Data extracted from a collection =>
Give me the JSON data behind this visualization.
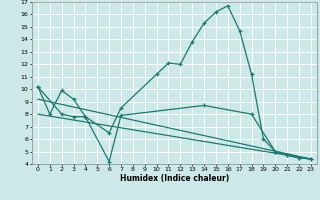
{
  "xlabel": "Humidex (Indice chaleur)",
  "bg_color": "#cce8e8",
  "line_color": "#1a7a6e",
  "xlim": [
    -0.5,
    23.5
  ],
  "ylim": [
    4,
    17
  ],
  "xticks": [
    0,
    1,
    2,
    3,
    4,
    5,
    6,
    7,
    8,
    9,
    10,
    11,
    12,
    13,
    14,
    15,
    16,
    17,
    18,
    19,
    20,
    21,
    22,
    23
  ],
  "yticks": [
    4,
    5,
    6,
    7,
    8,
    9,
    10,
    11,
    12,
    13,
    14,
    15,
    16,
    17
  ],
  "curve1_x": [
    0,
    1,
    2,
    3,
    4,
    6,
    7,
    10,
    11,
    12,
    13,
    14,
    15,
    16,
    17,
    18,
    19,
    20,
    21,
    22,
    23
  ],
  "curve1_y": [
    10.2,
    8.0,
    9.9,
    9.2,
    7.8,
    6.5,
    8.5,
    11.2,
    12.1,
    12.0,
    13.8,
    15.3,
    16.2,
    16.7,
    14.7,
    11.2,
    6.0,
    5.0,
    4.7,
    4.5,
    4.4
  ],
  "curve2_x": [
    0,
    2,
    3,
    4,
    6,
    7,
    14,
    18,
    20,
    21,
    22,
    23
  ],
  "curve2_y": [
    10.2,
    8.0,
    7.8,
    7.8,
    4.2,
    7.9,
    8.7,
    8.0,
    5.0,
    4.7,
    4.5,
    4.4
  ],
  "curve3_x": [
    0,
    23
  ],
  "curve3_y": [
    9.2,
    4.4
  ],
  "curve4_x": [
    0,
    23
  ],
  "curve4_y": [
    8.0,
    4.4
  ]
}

* * *

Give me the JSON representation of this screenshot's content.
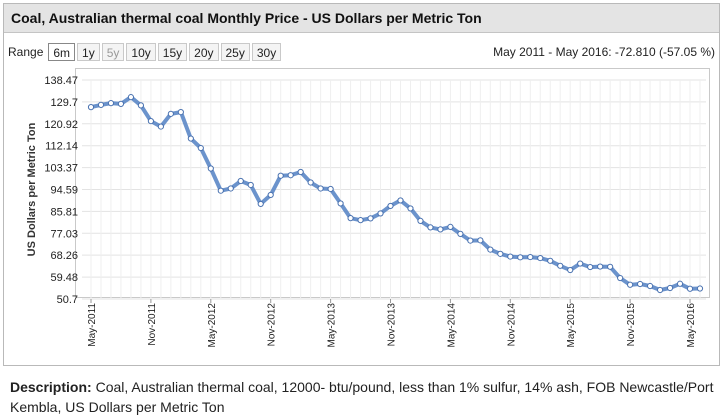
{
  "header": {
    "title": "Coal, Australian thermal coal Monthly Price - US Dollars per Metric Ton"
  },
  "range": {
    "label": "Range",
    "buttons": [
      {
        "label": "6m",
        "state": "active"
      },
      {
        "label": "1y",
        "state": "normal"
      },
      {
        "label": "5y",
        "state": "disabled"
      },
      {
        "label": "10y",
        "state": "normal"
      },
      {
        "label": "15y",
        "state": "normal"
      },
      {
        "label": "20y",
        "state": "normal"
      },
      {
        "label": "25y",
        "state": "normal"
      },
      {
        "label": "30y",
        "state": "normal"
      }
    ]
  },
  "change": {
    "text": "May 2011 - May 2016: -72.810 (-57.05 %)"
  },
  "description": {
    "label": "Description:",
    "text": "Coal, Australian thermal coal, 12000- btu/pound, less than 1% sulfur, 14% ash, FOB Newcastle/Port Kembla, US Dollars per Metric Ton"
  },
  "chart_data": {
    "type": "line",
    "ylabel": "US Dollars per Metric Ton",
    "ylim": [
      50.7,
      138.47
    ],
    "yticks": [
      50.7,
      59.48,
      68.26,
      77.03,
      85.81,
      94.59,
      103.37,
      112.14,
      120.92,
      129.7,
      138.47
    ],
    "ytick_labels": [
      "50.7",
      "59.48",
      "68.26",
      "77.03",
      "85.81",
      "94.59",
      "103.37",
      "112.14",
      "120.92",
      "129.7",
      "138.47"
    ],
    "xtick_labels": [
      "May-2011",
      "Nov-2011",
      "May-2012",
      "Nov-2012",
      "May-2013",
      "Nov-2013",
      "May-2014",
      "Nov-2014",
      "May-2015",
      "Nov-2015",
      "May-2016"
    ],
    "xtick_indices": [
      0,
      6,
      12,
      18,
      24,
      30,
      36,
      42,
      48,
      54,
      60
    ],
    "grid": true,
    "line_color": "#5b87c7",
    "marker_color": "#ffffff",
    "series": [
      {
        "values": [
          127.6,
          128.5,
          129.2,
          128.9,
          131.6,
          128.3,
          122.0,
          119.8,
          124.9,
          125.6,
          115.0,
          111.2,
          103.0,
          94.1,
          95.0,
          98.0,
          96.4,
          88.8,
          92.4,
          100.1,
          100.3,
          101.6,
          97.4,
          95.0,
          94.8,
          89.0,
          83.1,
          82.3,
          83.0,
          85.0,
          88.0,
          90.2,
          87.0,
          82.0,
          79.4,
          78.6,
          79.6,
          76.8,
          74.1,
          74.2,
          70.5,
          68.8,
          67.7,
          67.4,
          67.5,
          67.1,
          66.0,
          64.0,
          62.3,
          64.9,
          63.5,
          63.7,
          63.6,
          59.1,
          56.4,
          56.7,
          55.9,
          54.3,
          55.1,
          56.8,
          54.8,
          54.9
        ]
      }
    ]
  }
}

Objective =>
Establish how many lines of the records contain the string "text" and state that number without elaboration.

Written answer =>
2